Figure contents as structured data
● ● ● ● ●

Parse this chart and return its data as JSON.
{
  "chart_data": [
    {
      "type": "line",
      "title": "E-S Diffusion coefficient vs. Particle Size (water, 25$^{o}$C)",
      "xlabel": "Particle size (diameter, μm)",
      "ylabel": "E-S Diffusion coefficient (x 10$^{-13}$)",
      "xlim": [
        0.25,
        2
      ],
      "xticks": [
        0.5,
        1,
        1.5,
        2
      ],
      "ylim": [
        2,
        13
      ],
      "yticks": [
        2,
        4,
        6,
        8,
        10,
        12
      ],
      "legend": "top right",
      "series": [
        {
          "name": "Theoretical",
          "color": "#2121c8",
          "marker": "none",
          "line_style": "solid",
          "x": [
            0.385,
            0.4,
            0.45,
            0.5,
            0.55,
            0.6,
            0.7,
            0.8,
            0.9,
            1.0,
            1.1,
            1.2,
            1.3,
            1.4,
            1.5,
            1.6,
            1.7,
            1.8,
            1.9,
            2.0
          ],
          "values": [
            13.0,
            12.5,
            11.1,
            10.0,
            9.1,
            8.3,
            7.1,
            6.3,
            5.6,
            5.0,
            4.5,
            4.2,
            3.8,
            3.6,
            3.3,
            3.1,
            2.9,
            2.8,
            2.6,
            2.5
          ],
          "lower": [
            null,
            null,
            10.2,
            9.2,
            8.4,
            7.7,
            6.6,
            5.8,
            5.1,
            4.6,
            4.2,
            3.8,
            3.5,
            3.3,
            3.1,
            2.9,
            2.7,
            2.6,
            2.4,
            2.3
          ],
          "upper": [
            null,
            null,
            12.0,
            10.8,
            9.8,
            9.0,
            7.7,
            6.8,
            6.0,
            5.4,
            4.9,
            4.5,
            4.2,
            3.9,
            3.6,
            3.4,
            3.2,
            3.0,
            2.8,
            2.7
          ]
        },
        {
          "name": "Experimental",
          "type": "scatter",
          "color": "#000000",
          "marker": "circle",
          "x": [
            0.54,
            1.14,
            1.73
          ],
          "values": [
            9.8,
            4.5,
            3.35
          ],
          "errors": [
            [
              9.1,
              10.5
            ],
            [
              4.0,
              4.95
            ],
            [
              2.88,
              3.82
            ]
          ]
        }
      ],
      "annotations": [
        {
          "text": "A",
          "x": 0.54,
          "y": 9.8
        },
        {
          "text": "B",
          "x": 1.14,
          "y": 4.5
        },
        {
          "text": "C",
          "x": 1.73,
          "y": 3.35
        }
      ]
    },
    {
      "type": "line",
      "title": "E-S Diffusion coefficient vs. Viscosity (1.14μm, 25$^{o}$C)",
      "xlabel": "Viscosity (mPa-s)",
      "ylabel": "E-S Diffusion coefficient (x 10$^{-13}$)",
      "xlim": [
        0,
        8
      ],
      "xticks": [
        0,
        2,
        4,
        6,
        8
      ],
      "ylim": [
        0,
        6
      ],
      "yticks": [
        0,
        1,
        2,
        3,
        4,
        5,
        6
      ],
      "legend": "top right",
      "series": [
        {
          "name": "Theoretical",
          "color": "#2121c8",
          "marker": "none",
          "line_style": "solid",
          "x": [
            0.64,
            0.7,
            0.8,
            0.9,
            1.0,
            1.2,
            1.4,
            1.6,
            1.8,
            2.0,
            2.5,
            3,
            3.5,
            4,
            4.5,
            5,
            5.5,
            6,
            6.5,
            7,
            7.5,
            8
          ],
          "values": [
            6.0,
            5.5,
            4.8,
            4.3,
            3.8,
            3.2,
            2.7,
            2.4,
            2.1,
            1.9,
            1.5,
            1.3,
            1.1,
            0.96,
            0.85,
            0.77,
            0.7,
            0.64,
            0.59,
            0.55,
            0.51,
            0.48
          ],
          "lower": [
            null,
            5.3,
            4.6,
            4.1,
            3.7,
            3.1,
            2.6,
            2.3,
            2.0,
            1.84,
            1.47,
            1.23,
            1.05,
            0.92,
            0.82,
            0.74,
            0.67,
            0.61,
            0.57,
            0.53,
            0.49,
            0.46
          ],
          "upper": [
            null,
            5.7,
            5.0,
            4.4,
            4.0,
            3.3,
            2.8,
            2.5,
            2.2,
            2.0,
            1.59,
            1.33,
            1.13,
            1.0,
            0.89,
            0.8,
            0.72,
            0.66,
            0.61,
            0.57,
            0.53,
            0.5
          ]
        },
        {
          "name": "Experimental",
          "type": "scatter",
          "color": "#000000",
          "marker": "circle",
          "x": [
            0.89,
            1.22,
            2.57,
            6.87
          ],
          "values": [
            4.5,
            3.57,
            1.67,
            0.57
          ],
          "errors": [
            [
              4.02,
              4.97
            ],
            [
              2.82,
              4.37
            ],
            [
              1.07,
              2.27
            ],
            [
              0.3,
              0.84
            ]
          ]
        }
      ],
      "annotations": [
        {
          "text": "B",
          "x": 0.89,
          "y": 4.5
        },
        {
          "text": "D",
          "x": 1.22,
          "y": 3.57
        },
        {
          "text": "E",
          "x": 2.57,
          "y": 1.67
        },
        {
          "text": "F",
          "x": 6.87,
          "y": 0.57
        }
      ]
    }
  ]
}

● ● ● ● ●

WHAT IS ASKED | Repeat each entry word for word.

TASK SOLUTION |
Parse this chart and return its data as JSON.
{
  "chart_data": [
    {
      "type": "line",
      "title": "E-S Diffusion coefficient vs. Particle Size (water, 25$^{o}$C)",
      "xlabel": "Particle size (diameter, μm)",
      "ylabel": "E-S Diffusion coefficient (x 10$^{-13}$)",
      "xlim": [
        0.25,
        2
      ],
      "xticks": [
        0.5,
        1,
        1.5,
        2
      ],
      "ylim": [
        2,
        13
      ],
      "yticks": [
        2,
        4,
        6,
        8,
        10,
        12
      ],
      "legend": "top right",
      "series": [
        {
          "name": "Theoretical",
          "color": "#2121c8",
          "marker": "none",
          "line_style": "solid",
          "x": [
            0.385,
            0.4,
            0.45,
            0.5,
            0.55,
            0.6,
            0.7,
            0.8,
            0.9,
            1.0,
            1.1,
            1.2,
            1.3,
            1.4,
            1.5,
            1.6,
            1.7,
            1.8,
            1.9,
            2.0
          ],
          "values": [
            13.0,
            12.5,
            11.1,
            10.0,
            9.1,
            8.3,
            7.1,
            6.3,
            5.6,
            5.0,
            4.5,
            4.2,
            3.8,
            3.6,
            3.3,
            3.1,
            2.9,
            2.8,
            2.6,
            2.5
          ],
          "lower": [
            null,
            null,
            10.2,
            9.2,
            8.4,
            7.7,
            6.6,
            5.8,
            5.1,
            4.6,
            4.2,
            3.8,
            3.5,
            3.3,
            3.1,
            2.9,
            2.7,
            2.6,
            2.4,
            2.3
          ],
          "upper": [
            null,
            null,
            12.0,
            10.8,
            9.8,
            9.0,
            7.7,
            6.8,
            6.0,
            5.4,
            4.9,
            4.5,
            4.2,
            3.9,
            3.6,
            3.4,
            3.2,
            3.0,
            2.8,
            2.7
          ]
        },
        {
          "name": "Experimental",
          "type": "scatter",
          "color": "#000000",
          "marker": "circle",
          "x": [
            0.54,
            1.14,
            1.73
          ],
          "values": [
            9.8,
            4.5,
            3.35
          ],
          "errors": [
            [
              9.1,
              10.5
            ],
            [
              4.0,
              4.95
            ],
            [
              2.88,
              3.82
            ]
          ]
        }
      ],
      "annotations": [
        {
          "text": "A",
          "x": 0.54,
          "y": 9.8
        },
        {
          "text": "B",
          "x": 1.14,
          "y": 4.5
        },
        {
          "text": "C",
          "x": 1.73,
          "y": 3.35
        }
      ]
    },
    {
      "type": "line",
      "title": "E-S Diffusion coefficient vs. Viscosity (1.14μm, 25$^{o}$C)",
      "xlabel": "Viscosity (mPa-s)",
      "ylabel": "E-S Diffusion coefficient (x 10$^{-13}$)",
      "xlim": [
        0,
        8
      ],
      "xticks": [
        0,
        2,
        4,
        6,
        8
      ],
      "ylim": [
        0,
        6
      ],
      "yticks": [
        0,
        1,
        2,
        3,
        4,
        5,
        6
      ],
      "legend": "top right",
      "series": [
        {
          "name": "Theoretical",
          "color": "#2121c8",
          "marker": "none",
          "line_style": "solid",
          "x": [
            0.64,
            0.7,
            0.8,
            0.9,
            1.0,
            1.2,
            1.4,
            1.6,
            1.8,
            2.0,
            2.5,
            3,
            3.5,
            4,
            4.5,
            5,
            5.5,
            6,
            6.5,
            7,
            7.5,
            8
          ],
          "values": [
            6.0,
            5.5,
            4.8,
            4.3,
            3.8,
            3.2,
            2.7,
            2.4,
            2.1,
            1.9,
            1.5,
            1.3,
            1.1,
            0.96,
            0.85,
            0.77,
            0.7,
            0.64,
            0.59,
            0.55,
            0.51,
            0.48
          ],
          "lower": [
            null,
            5.3,
            4.6,
            4.1,
            3.7,
            3.1,
            2.6,
            2.3,
            2.0,
            1.84,
            1.47,
            1.23,
            1.05,
            0.92,
            0.82,
            0.74,
            0.67,
            0.61,
            0.57,
            0.53,
            0.49,
            0.46
          ],
          "upper": [
            null,
            5.7,
            5.0,
            4.4,
            4.0,
            3.3,
            2.8,
            2.5,
            2.2,
            2.0,
            1.59,
            1.33,
            1.13,
            1.0,
            0.89,
            0.8,
            0.72,
            0.66,
            0.61,
            0.57,
            0.53,
            0.5
          ]
        },
        {
          "name": "Experimental",
          "type": "scatter",
          "color": "#000000",
          "marker": "circle",
          "x": [
            0.89,
            1.22,
            2.57,
            6.87
          ],
          "values": [
            4.5,
            3.57,
            1.67,
            0.57
          ],
          "errors": [
            [
              4.02,
              4.97
            ],
            [
              2.82,
              4.37
            ],
            [
              1.07,
              2.27
            ],
            [
              0.3,
              0.84
            ]
          ]
        }
      ],
      "annotations": [
        {
          "text": "B",
          "x": 0.89,
          "y": 4.5
        },
        {
          "text": "D",
          "x": 1.22,
          "y": 3.57
        },
        {
          "text": "E",
          "x": 2.57,
          "y": 1.67
        },
        {
          "text": "F",
          "x": 6.87,
          "y": 0.57
        }
      ]
    }
  ]
}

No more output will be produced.